Give all of the lines again exactly as they read.

-- Start of Extracted entries --

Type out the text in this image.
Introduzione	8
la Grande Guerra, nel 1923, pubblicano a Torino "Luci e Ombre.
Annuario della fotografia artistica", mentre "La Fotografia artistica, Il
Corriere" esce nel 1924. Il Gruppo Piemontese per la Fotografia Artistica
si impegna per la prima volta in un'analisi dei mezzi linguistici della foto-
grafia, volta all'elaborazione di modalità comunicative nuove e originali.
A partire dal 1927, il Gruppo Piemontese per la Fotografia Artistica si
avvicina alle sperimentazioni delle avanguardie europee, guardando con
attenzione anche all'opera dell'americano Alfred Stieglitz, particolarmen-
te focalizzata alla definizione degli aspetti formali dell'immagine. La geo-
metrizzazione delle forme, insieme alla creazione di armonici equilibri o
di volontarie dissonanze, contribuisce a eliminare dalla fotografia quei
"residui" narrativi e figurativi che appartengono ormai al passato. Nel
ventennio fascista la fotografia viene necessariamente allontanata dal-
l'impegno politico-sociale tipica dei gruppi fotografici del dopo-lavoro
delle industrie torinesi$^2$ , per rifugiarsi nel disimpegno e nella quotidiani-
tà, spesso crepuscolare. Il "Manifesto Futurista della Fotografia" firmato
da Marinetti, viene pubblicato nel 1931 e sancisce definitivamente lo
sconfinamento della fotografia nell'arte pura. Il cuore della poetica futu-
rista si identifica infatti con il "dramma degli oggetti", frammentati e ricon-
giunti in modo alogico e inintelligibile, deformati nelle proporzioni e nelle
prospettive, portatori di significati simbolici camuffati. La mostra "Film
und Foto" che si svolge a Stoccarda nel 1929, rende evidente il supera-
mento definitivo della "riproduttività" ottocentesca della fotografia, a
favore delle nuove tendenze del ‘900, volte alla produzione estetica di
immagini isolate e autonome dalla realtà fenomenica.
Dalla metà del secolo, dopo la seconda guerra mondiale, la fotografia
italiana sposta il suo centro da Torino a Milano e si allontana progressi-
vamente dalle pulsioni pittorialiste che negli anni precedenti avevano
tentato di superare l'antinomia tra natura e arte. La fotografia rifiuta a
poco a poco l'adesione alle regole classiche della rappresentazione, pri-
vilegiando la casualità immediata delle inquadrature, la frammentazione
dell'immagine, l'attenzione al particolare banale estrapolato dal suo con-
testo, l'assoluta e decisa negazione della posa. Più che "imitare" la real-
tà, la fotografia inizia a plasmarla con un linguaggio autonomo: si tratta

-- End of Extracted entries --

> _Task response_
Type out the text in this image.
Introduzione	8
la Grande Guerra, nel 1923, pubblicano a Torino "Luci e Ombre.
Annuario della fotografia artistica", mentre "La Fotografia artistica, Il
Corriere" esce nel 1924. Il Gruppo Piemontese per la Fotografia Artistica
si impegna per la prima volta in un'analisi dei mezzi linguistici della foto-
grafia, volta all'elaborazione di modalità comunicative nuove e originali.
A partire dal 1927, il Gruppo Piemontese per la Fotografia Artistica si
avvicina alle sperimentazioni delle avanguardie europee, guardando con
attenzione anche all'opera dell'americano Alfred Stieglitz, particolarmen-
te focalizzata alla definizione degli aspetti formali dell'immagine. La geo-
metrizzazione delle forme, insieme alla creazione di armonici equilibri o
di volontarie dissonanze, contribuisce a eliminare dalla fotografia quei
"residui" narrativi e figurativi che appartengono ormai al passato. Nel
ventennio fascista la fotografia viene necessariamente allontanata dal-
l'impegno politico-sociale tipica dei gruppi fotografici del dopo-lavoro
delle industrie torinesi$^2$ , per rifugiarsi nel disimpegno e nella quotidiani-
tà, spesso crepuscolare. Il "Manifesto Futurista della Fotografia" firmato
da Marinetti, viene pubblicato nel 1931 e sancisce definitivamente lo
sconfinamento della fotografia nell'arte pura. Il cuore della poetica futu-
rista si identifica infatti con il "dramma degli oggetti", frammentati e ricon-
giunti in modo alogico e inintelligibile, deformati nelle proporzioni e nelle
prospettive, portatori di significati simbolici camuffati. La mostra "Film
und Foto" che si svolge a Stoccarda nel 1929, rende evidente il supera-
mento definitivo della "riproduttività" ottocentesca della fotografia, a
favore delle nuove tendenze del ‘900, volte alla produzione estetica di
immagini isolate e autonome dalla realtà fenomenica.
Dalla metà del secolo, dopo la seconda guerra mondiale, la fotografia
italiana sposta il suo centro da Torino a Milano e si allontana progressi-
vamente dalle pulsioni pittorialiste che negli anni precedenti avevano
tentato di superare l'antinomia tra natura e arte. La fotografia rifiuta a
poco a poco l'adesione alle regole classiche della rappresentazione, pri-
vilegiando la casualità immediata delle inquadrature, la frammentazione
dell'immagine, l'attenzione al particolare banale estrapolato dal suo con-
testo, l'assoluta e decisa negazione della posa. Più che "imitare" la real-
tà, la fotografia inizia a plasmarla con un linguaggio autonomo: si tratta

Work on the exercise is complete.